Quote the records beneath, complete and exact. Leave out images.

── Record excerpts ──

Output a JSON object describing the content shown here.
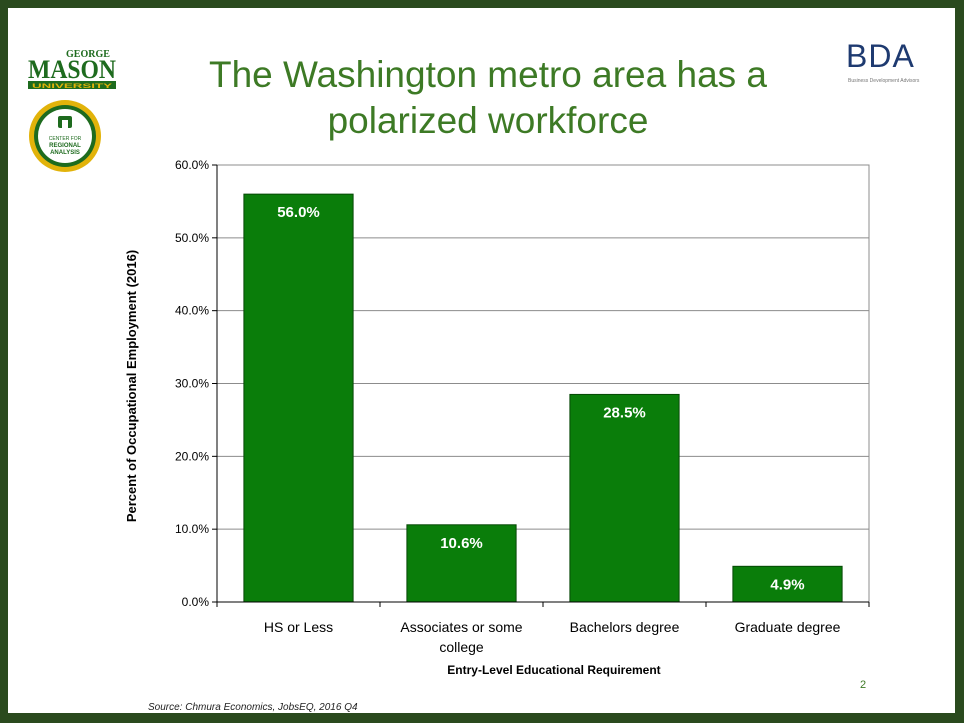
{
  "title_line1": "The Washington metro area has a",
  "title_line2": "polarized workforce",
  "logos": {
    "gmu_top": "GEORGE",
    "gmu_main": "MASON",
    "gmu_bottom": "UNIVERSITY",
    "cra_line1": "CENTER FOR",
    "cra_line2": "REGIONAL",
    "cra_line3": "ANALYSIS",
    "bda_main": "BDA",
    "bda_sub": "Business Development Advisors"
  },
  "source": "Source: Chmura Economics, JobsEQ, 2016 Q4",
  "page_number": "2",
  "colors": {
    "bar": "#0a7d0a",
    "bar_outline": "#054805",
    "title": "#3d7a25",
    "border": "#2a4a1e",
    "gmu_green": "#1e6b1e",
    "gmu_gold": "#e2b30a"
  },
  "chart_data": {
    "type": "bar",
    "categories": [
      "HS or Less",
      "Associates or some college",
      "Bachelors degree",
      "Graduate degree"
    ],
    "values": [
      56.0,
      10.6,
      28.5,
      4.9
    ],
    "data_labels": [
      "56.0%",
      "10.6%",
      "28.5%",
      "4.9%"
    ],
    "xlabel": "Entry-Level Educational Requirement",
    "ylabel": "Percent of Occupational  Employment (2016)",
    "ylim": [
      0,
      60
    ],
    "yticks": [
      0,
      10,
      20,
      30,
      40,
      50,
      60
    ],
    "ytick_labels": [
      "0.0%",
      "10.0%",
      "20.0%",
      "30.0%",
      "40.0%",
      "50.0%",
      "60.0%"
    ],
    "grid": true,
    "legend": "none"
  }
}
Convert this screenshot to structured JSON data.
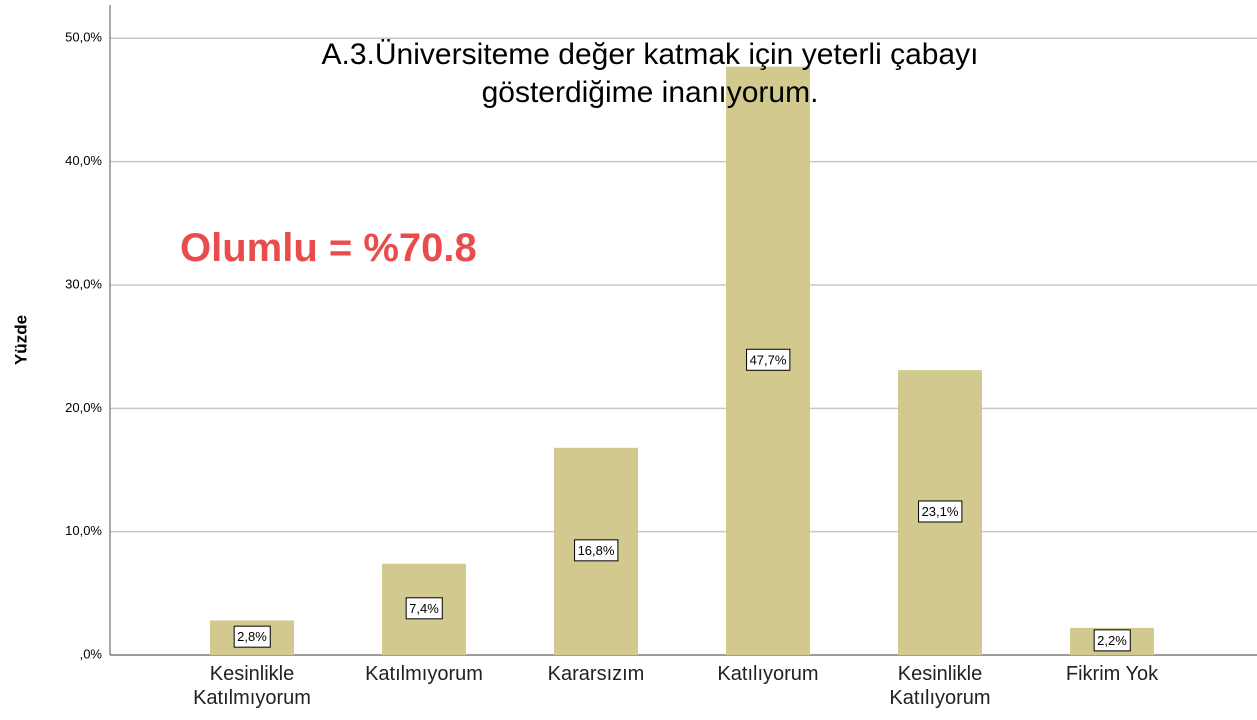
{
  "chart_data": {
    "type": "bar",
    "title": "A.3.Üniversiteme değer katmak için yeterli çabayı gösterdiğime inanıyorum.",
    "annotation": "Olumlu = %70.8",
    "y_label": "Yüzde",
    "categories": [
      "Kesinlikle Katılmıyorum",
      "Katılmıyorum",
      "Kararsızım",
      "Katılıyorum",
      "Kesinlikle Katılıyorum",
      "Fikrim Yok"
    ],
    "values": [
      2.8,
      7.4,
      16.8,
      47.7,
      23.1,
      2.2
    ],
    "value_labels": [
      "2,8%",
      "7,4%",
      "16,8%",
      "47,7%",
      "23,1%",
      "2,2%"
    ],
    "color": "#d1c98d",
    "ylim": [
      0,
      52.7
    ],
    "yticks": [
      {
        "value": 0,
        "label": ",0%"
      },
      {
        "value": 10,
        "label": "10,0%"
      },
      {
        "value": 20,
        "label": "20,0%"
      },
      {
        "value": 30,
        "label": "30,0%"
      },
      {
        "value": 40,
        "label": "40,0%"
      },
      {
        "value": 50,
        "label": "50,0%"
      }
    ],
    "grid": true
  }
}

───

## Answer in full
Output a JSON object describing the content shown here.
{
  "title_line1": "The Washington metro area has a",
  "title_line2": "polarized workforce",
  "logos": {
    "gmu_top": "GEORGE",
    "gmu_main": "MASON",
    "gmu_bottom": "UNIVERSITY",
    "cra_line1": "CENTER FOR",
    "cra_line2": "REGIONAL",
    "cra_line3": "ANALYSIS",
    "bda_main": "BDA",
    "bda_sub": "Business Development Advisors"
  },
  "source": "Source: Chmura Economics, JobsEQ, 2016 Q4",
  "page_number": "2",
  "colors": {
    "bar": "#0a7d0a",
    "bar_outline": "#054805",
    "title": "#3d7a25",
    "border": "#2a4a1e",
    "gmu_green": "#1e6b1e",
    "gmu_gold": "#e2b30a"
  },
  "chart_data": {
    "type": "bar",
    "categories": [
      "HS or Less",
      "Associates or some college",
      "Bachelors degree",
      "Graduate degree"
    ],
    "values": [
      56.0,
      10.6,
      28.5,
      4.9
    ],
    "data_labels": [
      "56.0%",
      "10.6%",
      "28.5%",
      "4.9%"
    ],
    "xlabel": "Entry-Level Educational Requirement",
    "ylabel": "Percent of Occupational  Employment (2016)",
    "ylim": [
      0,
      60
    ],
    "yticks": [
      0,
      10,
      20,
      30,
      40,
      50,
      60
    ],
    "ytick_labels": [
      "0.0%",
      "10.0%",
      "20.0%",
      "30.0%",
      "40.0%",
      "50.0%",
      "60.0%"
    ],
    "grid": true,
    "legend": "none"
  }
}
Convert this screenshot to structured JSON data.
{
  "chart_data": {
    "type": "bar",
    "title": "A.3.Üniversiteme değer katmak için yeterli çabayı gösterdiğime inanıyorum.",
    "annotation": "Olumlu = %70.8",
    "y_label": "Yüzde",
    "categories": [
      "Kesinlikle Katılmıyorum",
      "Katılmıyorum",
      "Kararsızım",
      "Katılıyorum",
      "Kesinlikle Katılıyorum",
      "Fikrim Yok"
    ],
    "values": [
      2.8,
      7.4,
      16.8,
      47.7,
      23.1,
      2.2
    ],
    "value_labels": [
      "2,8%",
      "7,4%",
      "16,8%",
      "47,7%",
      "23,1%",
      "2,2%"
    ],
    "color": "#d1c98d",
    "ylim": [
      0,
      52.7
    ],
    "yticks": [
      {
        "value": 0,
        "label": ",0%"
      },
      {
        "value": 10,
        "label": "10,0%"
      },
      {
        "value": 20,
        "label": "20,0%"
      },
      {
        "value": 30,
        "label": "30,0%"
      },
      {
        "value": 40,
        "label": "40,0%"
      },
      {
        "value": 50,
        "label": "50,0%"
      }
    ],
    "grid": true
  }
}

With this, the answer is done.